Rows:
■ ■ ■ ■ ■
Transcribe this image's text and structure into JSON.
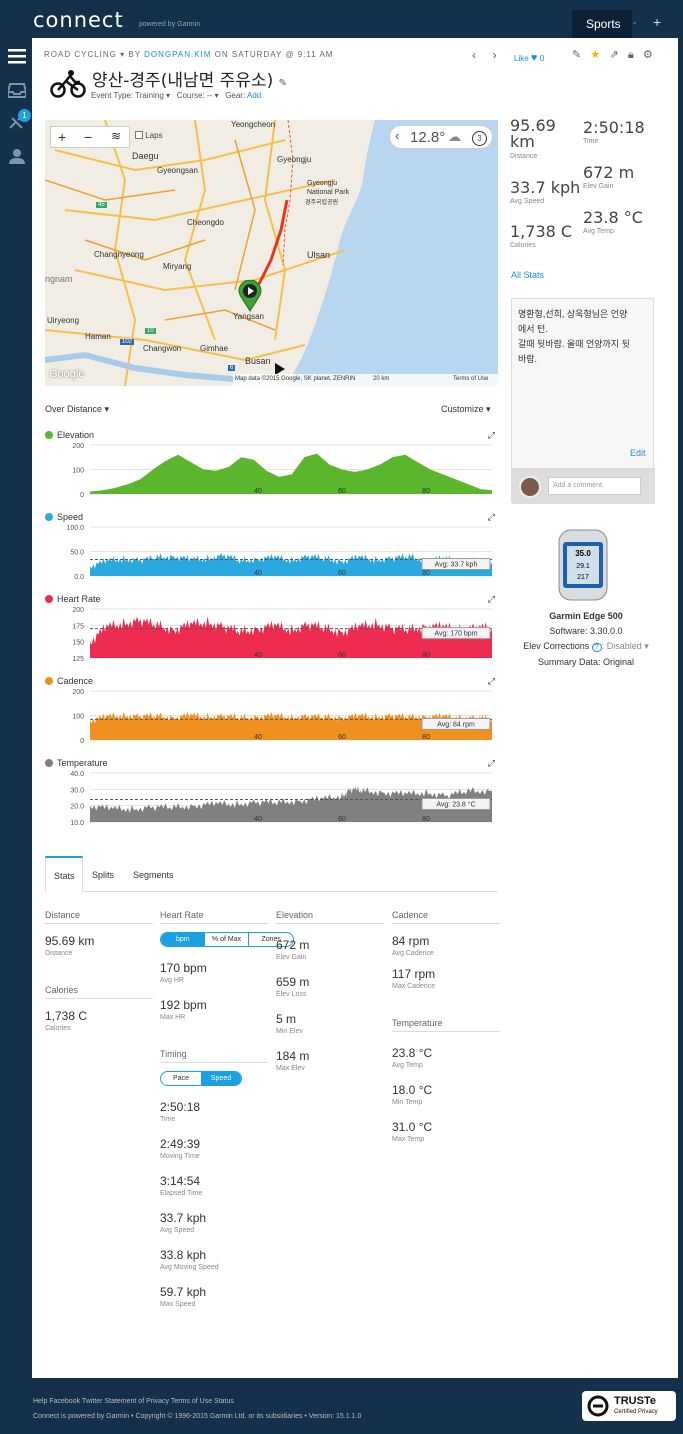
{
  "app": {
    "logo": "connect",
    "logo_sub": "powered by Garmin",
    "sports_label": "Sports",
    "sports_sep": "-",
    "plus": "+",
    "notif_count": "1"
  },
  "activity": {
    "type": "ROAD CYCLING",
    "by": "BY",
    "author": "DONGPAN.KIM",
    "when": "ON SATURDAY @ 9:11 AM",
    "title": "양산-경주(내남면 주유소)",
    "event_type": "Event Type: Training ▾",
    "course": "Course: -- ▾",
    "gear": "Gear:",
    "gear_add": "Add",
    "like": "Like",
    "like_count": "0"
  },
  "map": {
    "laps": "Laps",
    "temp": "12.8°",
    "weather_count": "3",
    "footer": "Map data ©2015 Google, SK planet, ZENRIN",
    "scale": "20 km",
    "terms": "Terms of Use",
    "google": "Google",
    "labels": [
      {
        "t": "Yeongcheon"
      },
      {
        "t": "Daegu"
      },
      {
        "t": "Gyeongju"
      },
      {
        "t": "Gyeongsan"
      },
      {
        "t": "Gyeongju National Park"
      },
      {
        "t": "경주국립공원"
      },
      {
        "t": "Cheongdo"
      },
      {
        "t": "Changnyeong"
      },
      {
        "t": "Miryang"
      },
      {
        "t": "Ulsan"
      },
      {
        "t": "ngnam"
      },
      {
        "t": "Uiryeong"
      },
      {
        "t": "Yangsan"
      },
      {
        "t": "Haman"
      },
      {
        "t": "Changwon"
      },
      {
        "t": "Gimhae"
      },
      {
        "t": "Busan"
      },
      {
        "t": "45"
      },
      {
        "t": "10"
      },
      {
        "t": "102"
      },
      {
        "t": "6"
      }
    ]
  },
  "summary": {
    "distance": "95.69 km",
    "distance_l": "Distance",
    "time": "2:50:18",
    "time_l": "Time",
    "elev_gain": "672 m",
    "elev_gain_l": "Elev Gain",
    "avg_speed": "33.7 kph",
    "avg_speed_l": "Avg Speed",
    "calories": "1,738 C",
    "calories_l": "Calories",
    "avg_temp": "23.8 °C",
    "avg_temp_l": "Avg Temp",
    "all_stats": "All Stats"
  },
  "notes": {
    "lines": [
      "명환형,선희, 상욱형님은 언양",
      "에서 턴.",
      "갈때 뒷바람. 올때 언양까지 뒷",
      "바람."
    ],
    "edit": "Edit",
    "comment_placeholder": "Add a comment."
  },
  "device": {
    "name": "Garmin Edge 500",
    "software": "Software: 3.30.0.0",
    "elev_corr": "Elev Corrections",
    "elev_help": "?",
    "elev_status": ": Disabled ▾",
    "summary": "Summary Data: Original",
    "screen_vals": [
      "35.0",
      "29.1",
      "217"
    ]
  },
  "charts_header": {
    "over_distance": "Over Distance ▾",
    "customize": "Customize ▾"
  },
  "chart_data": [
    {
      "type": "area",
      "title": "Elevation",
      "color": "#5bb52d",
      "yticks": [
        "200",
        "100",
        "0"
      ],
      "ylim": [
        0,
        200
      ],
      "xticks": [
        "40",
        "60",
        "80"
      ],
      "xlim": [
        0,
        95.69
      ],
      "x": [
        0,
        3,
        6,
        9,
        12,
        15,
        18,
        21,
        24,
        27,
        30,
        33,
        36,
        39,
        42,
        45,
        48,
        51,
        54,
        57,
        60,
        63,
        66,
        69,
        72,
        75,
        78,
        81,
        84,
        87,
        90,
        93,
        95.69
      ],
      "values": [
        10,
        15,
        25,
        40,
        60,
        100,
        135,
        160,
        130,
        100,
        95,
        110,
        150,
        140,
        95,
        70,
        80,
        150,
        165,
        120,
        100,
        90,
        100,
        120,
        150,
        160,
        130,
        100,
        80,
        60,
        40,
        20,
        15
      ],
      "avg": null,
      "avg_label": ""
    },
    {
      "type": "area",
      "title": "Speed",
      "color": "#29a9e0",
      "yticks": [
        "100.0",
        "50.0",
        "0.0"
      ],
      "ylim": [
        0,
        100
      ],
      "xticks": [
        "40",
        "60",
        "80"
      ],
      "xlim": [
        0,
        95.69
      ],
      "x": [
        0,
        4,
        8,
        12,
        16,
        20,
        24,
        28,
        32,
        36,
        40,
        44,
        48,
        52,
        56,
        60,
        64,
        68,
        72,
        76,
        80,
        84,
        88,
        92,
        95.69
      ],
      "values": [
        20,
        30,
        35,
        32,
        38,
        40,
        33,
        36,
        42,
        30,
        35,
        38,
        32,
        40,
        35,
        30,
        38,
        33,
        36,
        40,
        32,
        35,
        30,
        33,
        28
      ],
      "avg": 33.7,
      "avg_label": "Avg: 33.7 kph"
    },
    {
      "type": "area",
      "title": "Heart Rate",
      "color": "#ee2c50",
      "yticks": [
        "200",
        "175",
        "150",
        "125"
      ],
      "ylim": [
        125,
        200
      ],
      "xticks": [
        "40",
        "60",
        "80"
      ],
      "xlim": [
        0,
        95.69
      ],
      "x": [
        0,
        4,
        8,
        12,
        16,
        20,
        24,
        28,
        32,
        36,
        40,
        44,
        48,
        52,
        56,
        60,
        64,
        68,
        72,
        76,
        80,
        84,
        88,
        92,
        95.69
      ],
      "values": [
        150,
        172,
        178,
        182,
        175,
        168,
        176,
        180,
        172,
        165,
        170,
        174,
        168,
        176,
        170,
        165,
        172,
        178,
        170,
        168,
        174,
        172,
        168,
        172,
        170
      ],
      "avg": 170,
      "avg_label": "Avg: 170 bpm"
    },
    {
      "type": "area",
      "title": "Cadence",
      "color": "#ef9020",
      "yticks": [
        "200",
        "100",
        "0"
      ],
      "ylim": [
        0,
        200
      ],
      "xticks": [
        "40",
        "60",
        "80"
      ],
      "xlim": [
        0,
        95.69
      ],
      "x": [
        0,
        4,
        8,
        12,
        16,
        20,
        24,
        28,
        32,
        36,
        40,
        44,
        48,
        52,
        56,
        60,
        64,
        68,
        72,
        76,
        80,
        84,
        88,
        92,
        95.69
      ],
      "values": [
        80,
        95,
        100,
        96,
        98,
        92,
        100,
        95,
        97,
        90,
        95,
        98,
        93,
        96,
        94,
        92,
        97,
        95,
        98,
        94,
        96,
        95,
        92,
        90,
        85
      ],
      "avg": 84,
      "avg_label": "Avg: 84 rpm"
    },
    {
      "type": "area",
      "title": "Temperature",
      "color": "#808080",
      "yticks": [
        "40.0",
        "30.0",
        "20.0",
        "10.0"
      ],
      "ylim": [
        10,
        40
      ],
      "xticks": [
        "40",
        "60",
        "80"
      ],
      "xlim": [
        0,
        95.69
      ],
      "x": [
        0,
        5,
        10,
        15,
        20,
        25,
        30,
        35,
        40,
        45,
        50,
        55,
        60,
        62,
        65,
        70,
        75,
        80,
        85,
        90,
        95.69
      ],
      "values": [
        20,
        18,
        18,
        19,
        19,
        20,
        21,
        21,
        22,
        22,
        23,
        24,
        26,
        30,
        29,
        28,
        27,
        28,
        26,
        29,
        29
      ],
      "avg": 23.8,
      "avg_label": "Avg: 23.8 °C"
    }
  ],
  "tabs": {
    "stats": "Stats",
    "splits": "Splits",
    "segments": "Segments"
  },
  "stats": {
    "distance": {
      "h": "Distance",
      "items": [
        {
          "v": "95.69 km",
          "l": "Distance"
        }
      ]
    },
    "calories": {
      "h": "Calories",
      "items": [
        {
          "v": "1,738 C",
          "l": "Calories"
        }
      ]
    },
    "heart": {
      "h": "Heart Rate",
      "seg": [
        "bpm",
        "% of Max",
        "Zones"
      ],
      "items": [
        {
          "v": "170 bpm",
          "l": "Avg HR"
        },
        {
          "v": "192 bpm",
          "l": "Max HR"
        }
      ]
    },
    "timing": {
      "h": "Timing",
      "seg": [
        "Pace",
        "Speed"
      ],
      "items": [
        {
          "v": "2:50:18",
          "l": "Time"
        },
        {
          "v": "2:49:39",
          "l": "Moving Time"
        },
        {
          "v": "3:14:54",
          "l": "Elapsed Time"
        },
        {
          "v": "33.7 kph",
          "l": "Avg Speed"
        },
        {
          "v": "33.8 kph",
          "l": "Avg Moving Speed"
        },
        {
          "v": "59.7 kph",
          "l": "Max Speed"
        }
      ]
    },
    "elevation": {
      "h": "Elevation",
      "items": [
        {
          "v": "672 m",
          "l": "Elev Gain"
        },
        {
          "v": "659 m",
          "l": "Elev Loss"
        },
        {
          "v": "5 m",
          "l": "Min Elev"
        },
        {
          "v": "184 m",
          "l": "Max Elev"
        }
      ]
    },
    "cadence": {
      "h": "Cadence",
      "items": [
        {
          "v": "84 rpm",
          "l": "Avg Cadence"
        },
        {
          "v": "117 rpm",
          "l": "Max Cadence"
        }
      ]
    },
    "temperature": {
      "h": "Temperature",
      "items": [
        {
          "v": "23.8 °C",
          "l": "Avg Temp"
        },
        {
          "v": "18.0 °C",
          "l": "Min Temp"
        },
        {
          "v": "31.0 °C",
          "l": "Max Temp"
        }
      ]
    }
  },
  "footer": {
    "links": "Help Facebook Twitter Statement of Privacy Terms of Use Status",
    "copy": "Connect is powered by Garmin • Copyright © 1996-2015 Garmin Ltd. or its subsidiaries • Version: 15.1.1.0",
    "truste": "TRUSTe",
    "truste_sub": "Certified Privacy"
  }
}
■ ■ ■ ■ ■
Objective: Pick out the lines containing the string "color".

The solution:
      "color": "#5bb52d",
      "color": "#29a9e0",
      "color": "#ee2c50",
      "color": "#ef9020",
      "color": "#808080",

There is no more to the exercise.